* WHAT IS BEING ASKED *
Output every line below exactly.

* DATA ROWS *
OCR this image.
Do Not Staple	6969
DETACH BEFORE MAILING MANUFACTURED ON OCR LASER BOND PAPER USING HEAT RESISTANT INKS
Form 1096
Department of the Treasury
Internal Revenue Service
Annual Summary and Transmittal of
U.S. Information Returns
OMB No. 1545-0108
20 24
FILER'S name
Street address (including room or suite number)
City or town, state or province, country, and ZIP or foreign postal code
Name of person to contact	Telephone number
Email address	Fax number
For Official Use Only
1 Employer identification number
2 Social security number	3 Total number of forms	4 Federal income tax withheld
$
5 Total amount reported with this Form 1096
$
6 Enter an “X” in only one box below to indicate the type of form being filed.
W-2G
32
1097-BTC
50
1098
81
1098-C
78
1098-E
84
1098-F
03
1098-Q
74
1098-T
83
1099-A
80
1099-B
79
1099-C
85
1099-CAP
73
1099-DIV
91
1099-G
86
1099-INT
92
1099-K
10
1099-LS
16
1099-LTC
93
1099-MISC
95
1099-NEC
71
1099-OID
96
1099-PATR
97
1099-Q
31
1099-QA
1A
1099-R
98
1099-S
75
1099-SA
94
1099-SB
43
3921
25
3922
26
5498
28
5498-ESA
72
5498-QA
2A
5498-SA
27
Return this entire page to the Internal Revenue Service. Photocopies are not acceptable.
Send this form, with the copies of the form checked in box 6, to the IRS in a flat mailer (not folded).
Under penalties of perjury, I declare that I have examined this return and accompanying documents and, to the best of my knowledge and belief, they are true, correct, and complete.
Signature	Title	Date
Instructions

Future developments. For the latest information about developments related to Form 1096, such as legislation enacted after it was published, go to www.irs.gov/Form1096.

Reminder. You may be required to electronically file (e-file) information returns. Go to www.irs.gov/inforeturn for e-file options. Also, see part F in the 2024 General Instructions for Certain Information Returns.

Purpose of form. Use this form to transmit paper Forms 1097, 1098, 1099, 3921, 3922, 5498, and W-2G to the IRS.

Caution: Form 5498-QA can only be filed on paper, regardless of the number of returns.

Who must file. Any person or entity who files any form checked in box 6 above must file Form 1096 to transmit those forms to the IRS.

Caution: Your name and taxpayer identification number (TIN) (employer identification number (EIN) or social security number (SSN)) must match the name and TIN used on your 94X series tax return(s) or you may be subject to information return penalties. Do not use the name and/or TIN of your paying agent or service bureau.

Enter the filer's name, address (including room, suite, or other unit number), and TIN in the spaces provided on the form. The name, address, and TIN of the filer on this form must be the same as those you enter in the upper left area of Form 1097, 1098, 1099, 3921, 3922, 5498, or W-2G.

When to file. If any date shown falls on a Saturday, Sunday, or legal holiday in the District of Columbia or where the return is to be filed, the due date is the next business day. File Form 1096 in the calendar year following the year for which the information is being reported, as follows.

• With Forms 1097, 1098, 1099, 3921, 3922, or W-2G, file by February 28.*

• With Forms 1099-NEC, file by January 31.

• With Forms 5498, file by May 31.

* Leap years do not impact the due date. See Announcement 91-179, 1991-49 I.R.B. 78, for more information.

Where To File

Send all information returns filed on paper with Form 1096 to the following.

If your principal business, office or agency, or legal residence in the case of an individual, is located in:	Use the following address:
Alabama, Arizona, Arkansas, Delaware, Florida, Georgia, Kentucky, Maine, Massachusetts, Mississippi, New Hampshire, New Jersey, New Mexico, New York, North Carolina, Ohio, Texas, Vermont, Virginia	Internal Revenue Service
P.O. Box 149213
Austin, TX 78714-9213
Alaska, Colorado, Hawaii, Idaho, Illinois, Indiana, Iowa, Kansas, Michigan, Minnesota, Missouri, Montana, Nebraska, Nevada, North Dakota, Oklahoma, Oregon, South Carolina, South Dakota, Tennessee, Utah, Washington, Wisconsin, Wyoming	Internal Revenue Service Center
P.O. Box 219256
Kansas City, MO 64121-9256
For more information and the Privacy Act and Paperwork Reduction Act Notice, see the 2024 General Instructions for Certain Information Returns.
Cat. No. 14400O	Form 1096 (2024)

* EXERCISE RESPONSE *
OCR this image.
Do Not Staple	6969
DETACH BEFORE MAILING MANUFACTURED ON OCR LASER BOND PAPER USING HEAT RESISTANT INKS
Form 1096
Department of the Treasury
Internal Revenue Service
Annual Summary and Transmittal of
U.S. Information Returns
OMB No. 1545-0108
20 24
FILER'S name
Street address (including room or suite number)
City or town, state or province, country, and ZIP or foreign postal code
Name of person to contact	Telephone number
Email address	Fax number
For Official Use Only
1 Employer identification number
2 Social security number	3 Total number of forms	4 Federal income tax withheld
$
5 Total amount reported with this Form 1096
$
6 Enter an “X” in only one box below to indicate the type of form being filed.
W-2G
32
1097-BTC
50
1098
81
1098-C
78
1098-E
84
1098-F
03
1098-Q
74
1098-T
83
1099-A
80
1099-B
79
1099-C
85
1099-CAP
73
1099-DIV
91
1099-G
86
1099-INT
92
1099-K
10
1099-LS
16
1099-LTC
93
1099-MISC
95
1099-NEC
71
1099-OID
96
1099-PATR
97
1099-Q
31
1099-QA
1A
1099-R
98
1099-S
75
1099-SA
94
1099-SB
43
3921
25
3922
26
5498
28
5498-ESA
72
5498-QA
2A
5498-SA
27
Return this entire page to the Internal Revenue Service. Photocopies are not acceptable.
Send this form, with the copies of the form checked in box 6, to the IRS in a flat mailer (not folded).
Under penalties of perjury, I declare that I have examined this return and accompanying documents and, to the best of my knowledge and belief, they are true, correct, and complete.
Signature	Title	Date
Instructions

Future developments. For the latest information about developments related to Form 1096, such as legislation enacted after it was published, go to www.irs.gov/Form1096.

Reminder. You may be required to electronically file (e-file) information returns. Go to www.irs.gov/inforeturn for e-file options. Also, see part F in the 2024 General Instructions for Certain Information Returns.

Purpose of form. Use this form to transmit paper Forms 1097, 1098, 1099, 3921, 3922, 5498, and W-2G to the IRS.

Caution: Form 5498-QA can only be filed on paper, regardless of the number of returns.

Who must file. Any person or entity who files any form checked in box 6 above must file Form 1096 to transmit those forms to the IRS.

Caution: Your name and taxpayer identification number (TIN) (employer identification number (EIN) or social security number (SSN)) must match the name and TIN used on your 94X series tax return(s) or you may be subject to information return penalties. Do not use the name and/or TIN of your paying agent or service bureau.

Enter the filer's name, address (including room, suite, or other unit number), and TIN in the spaces provided on the form. The name, address, and TIN of the filer on this form must be the same as those you enter in the upper left area of Form 1097, 1098, 1099, 3921, 3922, 5498, or W-2G.

When to file. If any date shown falls on a Saturday, Sunday, or legal holiday in the District of Columbia or where the return is to be filed, the due date is the next business day. File Form 1096 in the calendar year following the year for which the information is being reported, as follows.

• With Forms 1097, 1098, 1099, 3921, 3922, or W-2G, file by February 28.*

• With Forms 1099-NEC, file by January 31.

• With Forms 5498, file by May 31.

* Leap years do not impact the due date. See Announcement 91-179, 1991-49 I.R.B. 78, for more information.

Where To File

Send all information returns filed on paper with Form 1096 to the following.

If your principal business, office or agency, or legal residence in the case of an individual, is located in:	Use the following address:
Alabama, Arizona, Arkansas, Delaware, Florida, Georgia, Kentucky, Maine, Massachusetts, Mississippi, New Hampshire, New Jersey, New Mexico, New York, North Carolina, Ohio, Texas, Vermont, Virginia	Internal Revenue Service
P.O. Box 149213
Austin, TX 78714-9213
Alaska, Colorado, Hawaii, Idaho, Illinois, Indiana, Iowa, Kansas, Michigan, Minnesota, Missouri, Montana, Nebraska, Nevada, North Dakota, Oklahoma, Oregon, South Carolina, South Dakota, Tennessee, Utah, Washington, Wisconsin, Wyoming	Internal Revenue Service Center
P.O. Box 219256
Kansas City, MO 64121-9256
For more information and the Privacy Act and Paperwork Reduction Act Notice, see the 2024 General Instructions for Certain Information Returns.
Cat. No. 14400O	Form 1096 (2024)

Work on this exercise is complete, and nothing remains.